▶ STORED DATA
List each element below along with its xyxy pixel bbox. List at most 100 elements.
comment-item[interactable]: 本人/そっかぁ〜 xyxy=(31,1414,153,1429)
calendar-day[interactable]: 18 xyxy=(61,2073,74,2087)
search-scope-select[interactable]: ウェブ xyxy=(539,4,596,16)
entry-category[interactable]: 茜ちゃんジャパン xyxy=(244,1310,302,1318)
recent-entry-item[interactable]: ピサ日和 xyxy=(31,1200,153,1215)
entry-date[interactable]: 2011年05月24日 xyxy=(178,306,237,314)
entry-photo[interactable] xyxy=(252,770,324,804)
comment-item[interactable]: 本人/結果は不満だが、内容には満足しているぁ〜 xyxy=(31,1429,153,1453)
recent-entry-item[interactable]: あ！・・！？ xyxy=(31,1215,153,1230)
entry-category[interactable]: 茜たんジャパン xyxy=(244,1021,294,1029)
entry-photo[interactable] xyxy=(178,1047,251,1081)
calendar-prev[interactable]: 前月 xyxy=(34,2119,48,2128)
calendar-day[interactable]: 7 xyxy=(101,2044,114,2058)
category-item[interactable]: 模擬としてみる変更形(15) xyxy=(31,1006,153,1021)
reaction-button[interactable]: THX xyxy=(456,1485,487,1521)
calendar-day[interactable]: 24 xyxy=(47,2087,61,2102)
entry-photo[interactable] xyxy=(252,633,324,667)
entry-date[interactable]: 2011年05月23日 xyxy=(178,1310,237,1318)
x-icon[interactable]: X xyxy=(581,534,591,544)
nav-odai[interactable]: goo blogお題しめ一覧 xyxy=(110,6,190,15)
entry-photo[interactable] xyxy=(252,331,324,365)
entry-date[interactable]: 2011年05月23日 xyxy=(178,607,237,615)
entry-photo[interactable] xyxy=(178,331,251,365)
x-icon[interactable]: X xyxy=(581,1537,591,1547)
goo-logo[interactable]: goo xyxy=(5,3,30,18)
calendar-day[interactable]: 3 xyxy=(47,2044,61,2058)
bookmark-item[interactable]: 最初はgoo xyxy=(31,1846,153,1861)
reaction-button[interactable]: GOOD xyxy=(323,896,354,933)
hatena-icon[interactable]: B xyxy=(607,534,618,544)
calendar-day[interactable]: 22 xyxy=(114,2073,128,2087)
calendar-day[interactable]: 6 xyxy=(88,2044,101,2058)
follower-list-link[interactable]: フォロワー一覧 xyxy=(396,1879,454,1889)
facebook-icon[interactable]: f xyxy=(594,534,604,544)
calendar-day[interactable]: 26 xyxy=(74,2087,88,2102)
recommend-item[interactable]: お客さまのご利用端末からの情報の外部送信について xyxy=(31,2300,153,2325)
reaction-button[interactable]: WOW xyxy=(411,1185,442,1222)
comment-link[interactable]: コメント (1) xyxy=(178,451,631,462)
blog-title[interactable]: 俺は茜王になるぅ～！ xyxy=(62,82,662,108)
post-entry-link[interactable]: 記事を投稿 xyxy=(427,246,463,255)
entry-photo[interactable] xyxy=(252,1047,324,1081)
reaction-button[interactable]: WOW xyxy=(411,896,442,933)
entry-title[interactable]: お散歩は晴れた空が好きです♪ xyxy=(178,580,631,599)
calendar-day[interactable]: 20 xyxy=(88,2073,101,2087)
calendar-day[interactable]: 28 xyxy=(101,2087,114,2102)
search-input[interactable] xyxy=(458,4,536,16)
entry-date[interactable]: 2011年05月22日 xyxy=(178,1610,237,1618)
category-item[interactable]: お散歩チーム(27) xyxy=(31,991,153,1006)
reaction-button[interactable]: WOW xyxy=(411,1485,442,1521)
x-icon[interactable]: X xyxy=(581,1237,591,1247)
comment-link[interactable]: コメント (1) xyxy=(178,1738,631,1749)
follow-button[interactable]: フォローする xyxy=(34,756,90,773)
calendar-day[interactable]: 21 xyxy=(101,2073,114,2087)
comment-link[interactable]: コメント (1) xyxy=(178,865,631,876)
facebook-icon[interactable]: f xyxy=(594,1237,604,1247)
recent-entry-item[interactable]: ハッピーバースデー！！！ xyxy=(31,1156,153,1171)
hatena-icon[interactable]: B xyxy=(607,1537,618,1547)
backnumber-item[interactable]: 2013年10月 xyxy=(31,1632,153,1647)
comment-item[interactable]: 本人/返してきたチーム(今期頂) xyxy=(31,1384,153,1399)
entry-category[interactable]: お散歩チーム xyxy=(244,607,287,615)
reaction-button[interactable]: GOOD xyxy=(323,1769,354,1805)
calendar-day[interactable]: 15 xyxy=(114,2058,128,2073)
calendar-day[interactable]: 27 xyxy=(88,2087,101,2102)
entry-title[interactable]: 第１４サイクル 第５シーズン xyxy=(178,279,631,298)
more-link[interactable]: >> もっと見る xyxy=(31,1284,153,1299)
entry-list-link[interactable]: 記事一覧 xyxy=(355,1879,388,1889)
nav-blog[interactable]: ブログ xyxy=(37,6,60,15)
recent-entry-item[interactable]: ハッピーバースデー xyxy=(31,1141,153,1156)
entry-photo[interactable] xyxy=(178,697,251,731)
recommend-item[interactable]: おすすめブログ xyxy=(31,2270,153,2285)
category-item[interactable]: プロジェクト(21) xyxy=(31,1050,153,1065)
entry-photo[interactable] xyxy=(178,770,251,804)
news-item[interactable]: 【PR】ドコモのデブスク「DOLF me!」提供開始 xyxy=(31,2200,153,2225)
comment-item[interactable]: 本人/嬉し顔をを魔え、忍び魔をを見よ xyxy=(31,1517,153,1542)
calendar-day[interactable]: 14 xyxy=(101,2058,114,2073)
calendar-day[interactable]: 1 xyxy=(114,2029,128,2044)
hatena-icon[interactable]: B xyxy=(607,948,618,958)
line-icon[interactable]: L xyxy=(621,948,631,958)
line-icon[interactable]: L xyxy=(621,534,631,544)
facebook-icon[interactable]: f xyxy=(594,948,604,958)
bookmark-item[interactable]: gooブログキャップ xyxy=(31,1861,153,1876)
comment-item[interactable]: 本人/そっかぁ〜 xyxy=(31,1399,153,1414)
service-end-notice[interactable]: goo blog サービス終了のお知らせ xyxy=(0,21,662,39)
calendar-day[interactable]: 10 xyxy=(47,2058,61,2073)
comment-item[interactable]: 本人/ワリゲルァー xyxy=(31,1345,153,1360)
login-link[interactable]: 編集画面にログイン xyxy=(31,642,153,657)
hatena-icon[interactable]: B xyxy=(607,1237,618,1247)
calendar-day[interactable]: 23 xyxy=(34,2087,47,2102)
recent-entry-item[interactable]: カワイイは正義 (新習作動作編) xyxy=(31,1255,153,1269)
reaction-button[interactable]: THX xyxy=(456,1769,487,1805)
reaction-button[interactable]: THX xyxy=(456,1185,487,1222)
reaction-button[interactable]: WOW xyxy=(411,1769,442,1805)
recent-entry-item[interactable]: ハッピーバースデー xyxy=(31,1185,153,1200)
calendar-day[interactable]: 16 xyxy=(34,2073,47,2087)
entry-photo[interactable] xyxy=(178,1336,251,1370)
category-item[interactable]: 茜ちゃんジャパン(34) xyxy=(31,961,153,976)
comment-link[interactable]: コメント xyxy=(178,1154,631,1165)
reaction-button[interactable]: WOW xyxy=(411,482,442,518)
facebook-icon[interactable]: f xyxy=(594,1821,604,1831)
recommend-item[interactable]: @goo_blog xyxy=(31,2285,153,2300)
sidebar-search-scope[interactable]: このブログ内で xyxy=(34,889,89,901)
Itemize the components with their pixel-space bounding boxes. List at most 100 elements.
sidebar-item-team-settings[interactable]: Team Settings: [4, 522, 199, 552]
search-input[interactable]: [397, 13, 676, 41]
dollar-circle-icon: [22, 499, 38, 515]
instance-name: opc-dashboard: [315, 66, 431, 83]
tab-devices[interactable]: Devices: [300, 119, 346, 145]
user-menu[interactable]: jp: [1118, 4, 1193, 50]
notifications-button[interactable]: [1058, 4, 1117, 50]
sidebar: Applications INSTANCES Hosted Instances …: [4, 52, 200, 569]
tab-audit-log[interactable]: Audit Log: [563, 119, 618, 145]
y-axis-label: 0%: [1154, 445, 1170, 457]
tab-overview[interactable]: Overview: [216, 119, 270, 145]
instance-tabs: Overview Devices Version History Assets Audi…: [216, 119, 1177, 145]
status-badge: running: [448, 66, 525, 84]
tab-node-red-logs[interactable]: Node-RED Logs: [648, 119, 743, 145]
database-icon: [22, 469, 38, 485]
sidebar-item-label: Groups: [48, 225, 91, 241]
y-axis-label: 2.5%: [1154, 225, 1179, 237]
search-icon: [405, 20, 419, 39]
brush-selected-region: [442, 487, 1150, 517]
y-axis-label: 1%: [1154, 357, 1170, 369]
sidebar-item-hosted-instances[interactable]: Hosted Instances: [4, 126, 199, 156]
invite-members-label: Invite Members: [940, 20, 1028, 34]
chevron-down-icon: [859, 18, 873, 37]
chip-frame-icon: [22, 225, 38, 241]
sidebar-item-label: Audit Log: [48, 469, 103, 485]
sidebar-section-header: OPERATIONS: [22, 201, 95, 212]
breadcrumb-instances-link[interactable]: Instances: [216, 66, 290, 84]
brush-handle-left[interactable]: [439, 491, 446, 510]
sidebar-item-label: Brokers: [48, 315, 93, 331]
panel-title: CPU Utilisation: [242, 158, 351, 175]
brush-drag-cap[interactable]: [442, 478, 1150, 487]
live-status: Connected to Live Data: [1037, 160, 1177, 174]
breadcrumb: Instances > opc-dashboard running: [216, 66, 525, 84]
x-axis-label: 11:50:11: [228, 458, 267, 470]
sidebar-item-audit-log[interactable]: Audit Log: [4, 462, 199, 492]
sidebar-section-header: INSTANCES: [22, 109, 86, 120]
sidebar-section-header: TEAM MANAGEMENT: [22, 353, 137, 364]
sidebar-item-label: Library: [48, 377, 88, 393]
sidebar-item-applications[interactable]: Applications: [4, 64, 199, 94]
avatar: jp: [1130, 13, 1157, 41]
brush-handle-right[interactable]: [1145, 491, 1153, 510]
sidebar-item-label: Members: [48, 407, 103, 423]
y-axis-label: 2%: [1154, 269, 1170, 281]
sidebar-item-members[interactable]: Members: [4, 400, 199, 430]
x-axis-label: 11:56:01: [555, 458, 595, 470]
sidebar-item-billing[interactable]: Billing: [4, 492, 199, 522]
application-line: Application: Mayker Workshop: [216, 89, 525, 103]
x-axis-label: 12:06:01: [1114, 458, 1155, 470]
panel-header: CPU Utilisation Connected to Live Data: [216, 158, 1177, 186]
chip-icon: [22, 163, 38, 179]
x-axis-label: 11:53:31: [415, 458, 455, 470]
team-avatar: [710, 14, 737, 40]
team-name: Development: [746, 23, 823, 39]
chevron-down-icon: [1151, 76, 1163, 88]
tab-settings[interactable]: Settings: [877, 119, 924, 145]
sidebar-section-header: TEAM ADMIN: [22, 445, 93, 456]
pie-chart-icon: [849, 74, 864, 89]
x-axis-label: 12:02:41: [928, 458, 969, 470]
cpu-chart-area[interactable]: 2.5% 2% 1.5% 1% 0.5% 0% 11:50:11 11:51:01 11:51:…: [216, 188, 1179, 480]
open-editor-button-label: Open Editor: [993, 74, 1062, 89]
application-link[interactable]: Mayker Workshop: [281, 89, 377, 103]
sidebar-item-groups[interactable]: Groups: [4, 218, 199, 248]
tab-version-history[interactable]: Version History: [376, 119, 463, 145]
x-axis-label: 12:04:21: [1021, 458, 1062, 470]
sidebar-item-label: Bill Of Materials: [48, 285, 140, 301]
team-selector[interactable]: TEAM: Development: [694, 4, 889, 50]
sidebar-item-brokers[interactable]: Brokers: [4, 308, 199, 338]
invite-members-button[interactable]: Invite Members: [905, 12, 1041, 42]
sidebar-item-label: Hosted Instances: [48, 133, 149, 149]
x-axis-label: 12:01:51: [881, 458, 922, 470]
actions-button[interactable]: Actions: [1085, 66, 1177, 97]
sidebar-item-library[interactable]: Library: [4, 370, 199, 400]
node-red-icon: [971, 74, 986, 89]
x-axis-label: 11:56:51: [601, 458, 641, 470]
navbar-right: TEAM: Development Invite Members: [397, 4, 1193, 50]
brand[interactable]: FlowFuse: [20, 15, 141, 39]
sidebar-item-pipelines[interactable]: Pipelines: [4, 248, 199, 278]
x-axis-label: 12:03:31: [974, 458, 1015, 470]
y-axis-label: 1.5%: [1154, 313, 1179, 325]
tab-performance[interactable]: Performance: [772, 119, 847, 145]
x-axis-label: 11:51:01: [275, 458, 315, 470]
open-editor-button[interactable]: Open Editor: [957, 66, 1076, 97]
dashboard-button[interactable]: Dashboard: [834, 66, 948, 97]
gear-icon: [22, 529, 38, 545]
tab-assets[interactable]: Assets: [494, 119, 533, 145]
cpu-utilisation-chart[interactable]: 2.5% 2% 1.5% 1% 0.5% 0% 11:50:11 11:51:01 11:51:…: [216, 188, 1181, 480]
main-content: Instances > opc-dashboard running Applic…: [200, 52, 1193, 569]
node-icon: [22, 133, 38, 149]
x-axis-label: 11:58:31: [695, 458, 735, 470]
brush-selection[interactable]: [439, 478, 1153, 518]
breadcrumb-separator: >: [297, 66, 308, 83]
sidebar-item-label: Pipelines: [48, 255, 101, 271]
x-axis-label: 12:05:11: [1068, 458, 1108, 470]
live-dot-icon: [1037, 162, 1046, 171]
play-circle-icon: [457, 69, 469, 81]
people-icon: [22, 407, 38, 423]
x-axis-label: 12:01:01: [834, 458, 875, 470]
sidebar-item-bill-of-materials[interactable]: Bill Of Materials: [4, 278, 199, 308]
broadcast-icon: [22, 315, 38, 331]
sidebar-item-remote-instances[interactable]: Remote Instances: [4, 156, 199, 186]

▶ EXERCISE DETAILS
Reproduce verbatim the records from their first line through the line containing "entry-date[interactable]: 2011年05月24日 xyxy=(178,306,237,314)", including both of those lines.

▶ COMPLETE OUTPUT
List each element below along with its xyxy pixel bbox. List at most 100 elements.
comment-item[interactable]: 本人/そっかぁ〜 xyxy=(31,1414,153,1429)
calendar-day[interactable]: 18 xyxy=(61,2073,74,2087)
search-scope-select[interactable]: ウェブ xyxy=(539,4,596,16)
entry-category[interactable]: 茜ちゃんジャパン xyxy=(244,1310,302,1318)
recent-entry-item[interactable]: ピサ日和 xyxy=(31,1200,153,1215)
entry-date[interactable]: 2011年05月24日 xyxy=(178,306,237,314)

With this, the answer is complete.